* BEGIN RECORDS SUPPLIED *
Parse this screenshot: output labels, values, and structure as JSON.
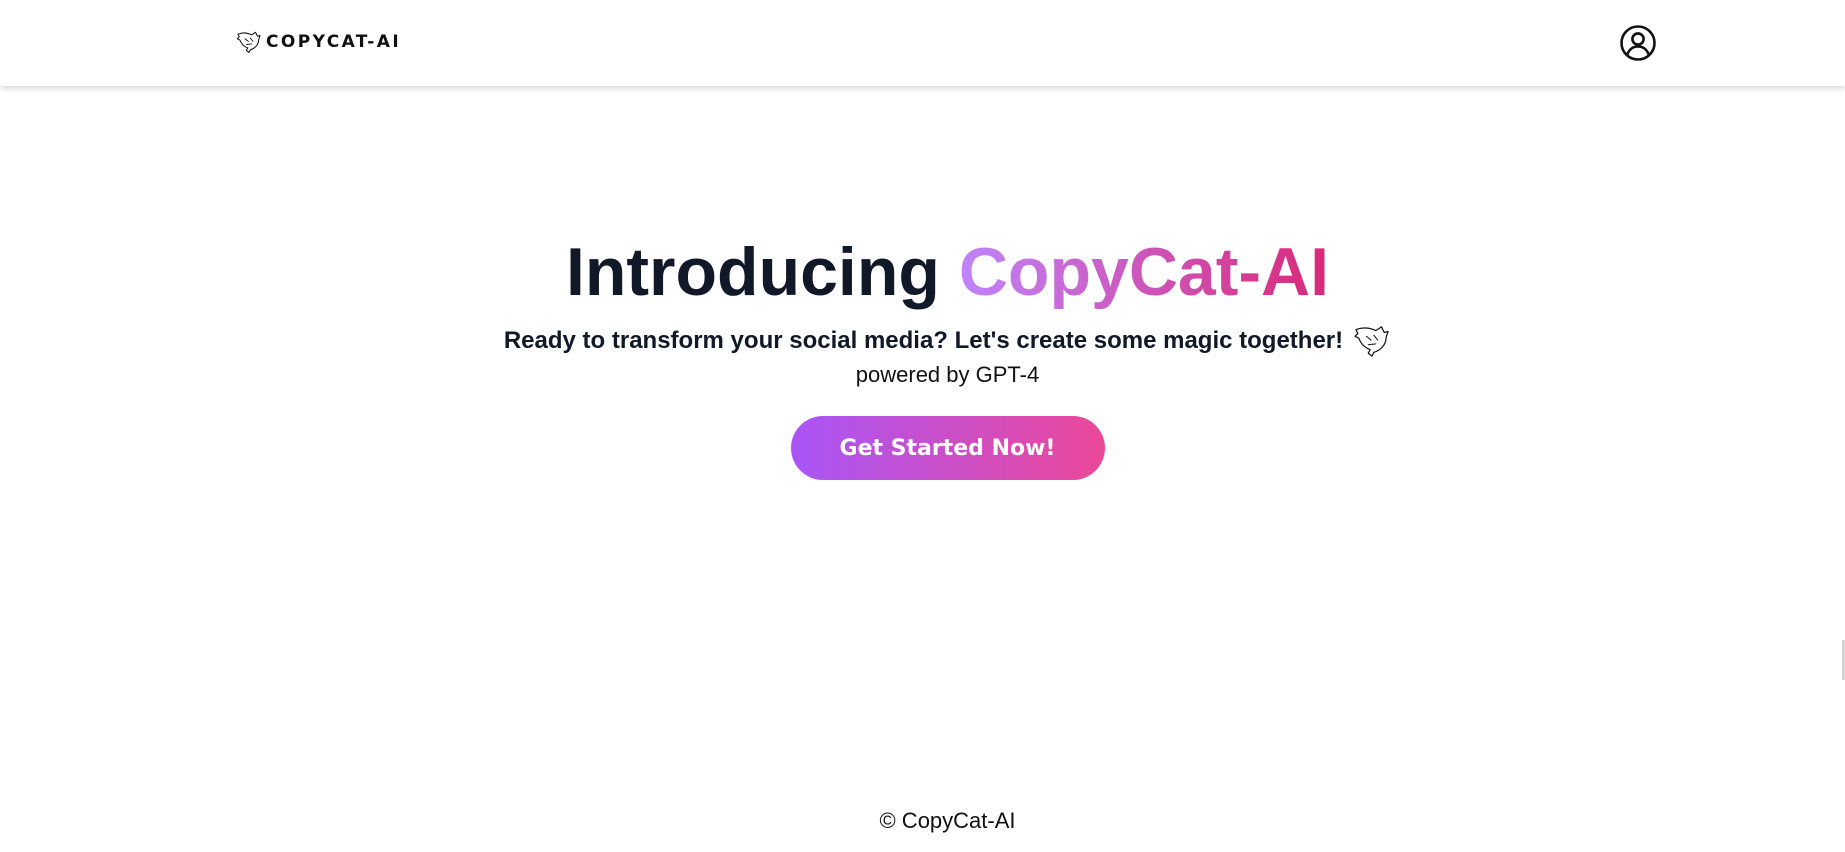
{
  "header": {
    "brand_name": "COPYCAT-AI",
    "logo_icon": "cat-doodle-icon",
    "profile_icon": "user-circle-icon"
  },
  "hero": {
    "title_prefix": "Introducing",
    "title_accent": "CopyCat-AI",
    "subtitle": "Ready to transform your social media? Let's create some magic together!",
    "subtitle_icon": "cat-doodle-icon",
    "powered_by": "powered by GPT-4",
    "cta_label": "Get Started Now!"
  },
  "footer": {
    "copyright": "© CopyCat-AI"
  },
  "colors": {
    "text_dark": "#111827",
    "accent_gradient_start": "#c084fc",
    "accent_gradient_end": "#db2777",
    "button_gradient_start": "#a855f7",
    "button_gradient_end": "#ec4899",
    "background": "#ffffff"
  }
}
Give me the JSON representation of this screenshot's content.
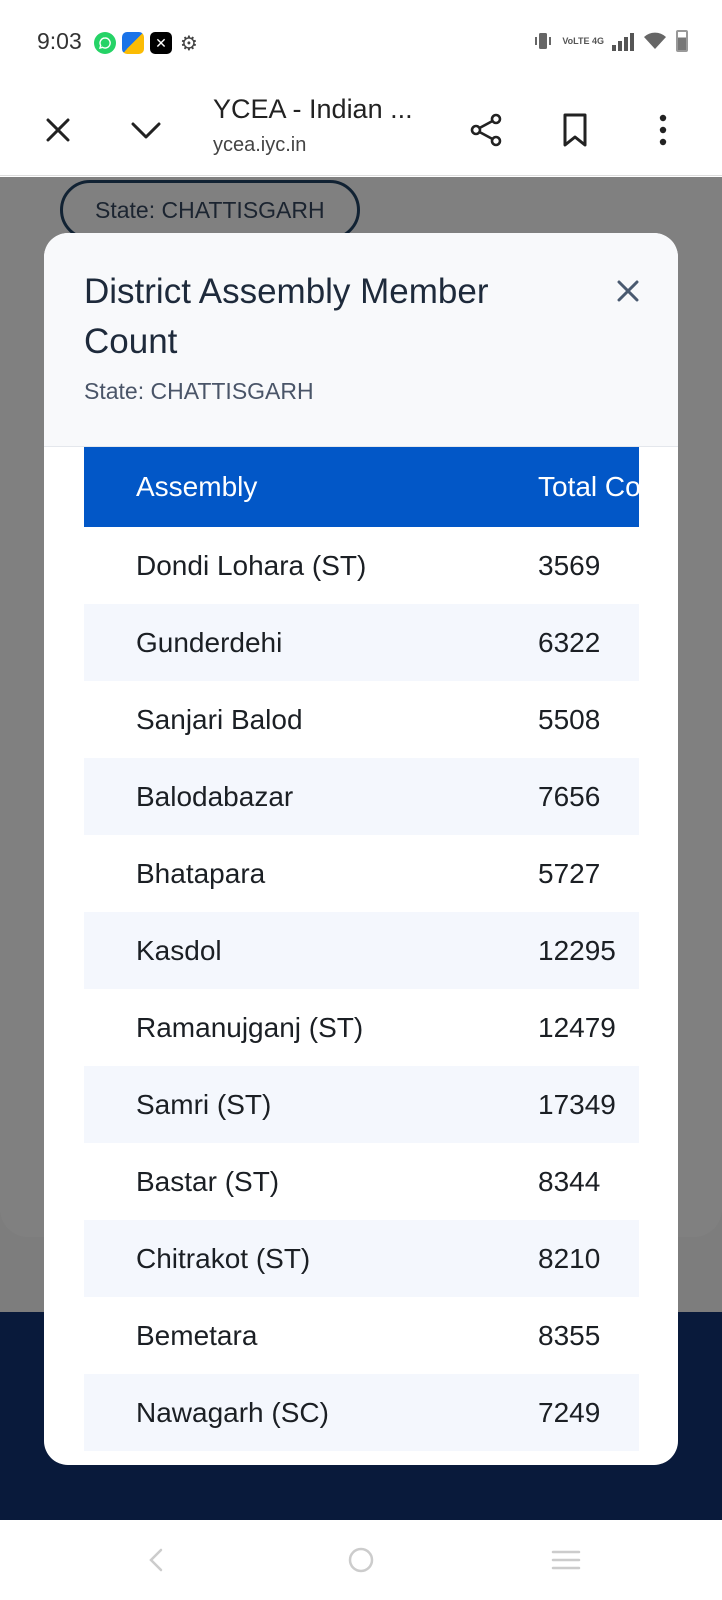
{
  "status_bar": {
    "time": "9:03",
    "notification_icons": [
      "whatsapp-icon",
      "files-icon",
      "x-icon",
      "settings-icon"
    ],
    "network_label": "VoLTE 4G"
  },
  "browser": {
    "page_title": "YCEA - Indian ...",
    "url": "ycea.iyc.in"
  },
  "background_page": {
    "state_chip": "State: CHATTISGARH"
  },
  "modal": {
    "title": "District Assembly Member Count",
    "subtitle": "State: CHATTISGARH",
    "table": {
      "headers": [
        "Assembly",
        "Total Count"
      ],
      "rows": [
        {
          "assembly": "Dondi Lohara (ST)",
          "count": "3569"
        },
        {
          "assembly": "Gunderdehi",
          "count": "6322"
        },
        {
          "assembly": "Sanjari Balod",
          "count": "5508"
        },
        {
          "assembly": "Balodabazar",
          "count": "7656"
        },
        {
          "assembly": "Bhatapara",
          "count": "5727"
        },
        {
          "assembly": "Kasdol",
          "count": "12295"
        },
        {
          "assembly": "Ramanujganj (ST)",
          "count": "12479"
        },
        {
          "assembly": "Samri (ST)",
          "count": "17349"
        },
        {
          "assembly": "Bastar (ST)",
          "count": "8344"
        },
        {
          "assembly": "Chitrakot (ST)",
          "count": "8210"
        },
        {
          "assembly": "Bemetara",
          "count": "8355"
        },
        {
          "assembly": "Nawagarh (SC)",
          "count": "7249"
        }
      ]
    }
  },
  "colors": {
    "table_header": "#0257c7",
    "row_alt": "#f4f7fd",
    "overlay": "#7d7d7d",
    "footer": "#091a3b"
  }
}
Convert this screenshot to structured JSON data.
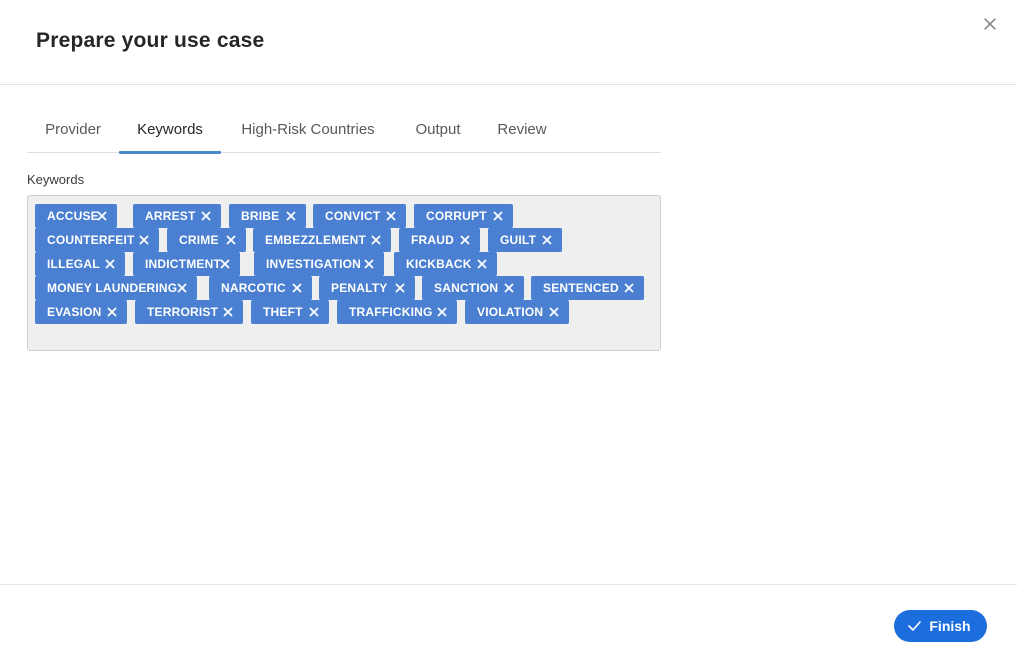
{
  "dialog": {
    "title": "Prepare your use case",
    "close_icon": "close-icon"
  },
  "tabs": [
    {
      "label": "Provider",
      "active": false
    },
    {
      "label": "Keywords",
      "active": true
    },
    {
      "label": "High-Risk Countries",
      "active": false
    },
    {
      "label": "Output",
      "active": false
    },
    {
      "label": "Review",
      "active": false
    }
  ],
  "keywords": {
    "label": "Keywords",
    "chip_remove_icon": "remove-x-icon",
    "items": [
      "ACCUSE",
      "ARREST",
      "BRIBE",
      "CONVICT",
      "CORRUPT",
      "COUNTERFEIT",
      "CRIME",
      "EMBEZZLEMENT",
      "FRAUD",
      "GUILT",
      "ILLEGAL",
      "INDICTMENT",
      "INVESTIGATION",
      "KICKBACK",
      "MONEY LAUNDERING",
      "NARCOTIC",
      "PENALTY",
      "SANCTION",
      "SENTENCED",
      "EVASION",
      "TERRORIST",
      "THEFT",
      "TRAFFICKING",
      "VIOLATION"
    ]
  },
  "footer": {
    "finish_label": "Finish",
    "finish_icon": "check-icon"
  },
  "colors": {
    "accent": "#4a86c8",
    "chip": "#4a7fd1",
    "primary_button": "#1c6dde"
  }
}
* END RECORDS SUPPLIED *
-- YOUR GOAL --
Go through the listing above and locate each line that holds the word "this". Copy those lines.

-- WORKED SOLUTION --
Parse this screenshot: output labels, values, and structure as JSON.
Give me the JSON representation of this screenshot's content.
Convert this screenshot to structured JSON data.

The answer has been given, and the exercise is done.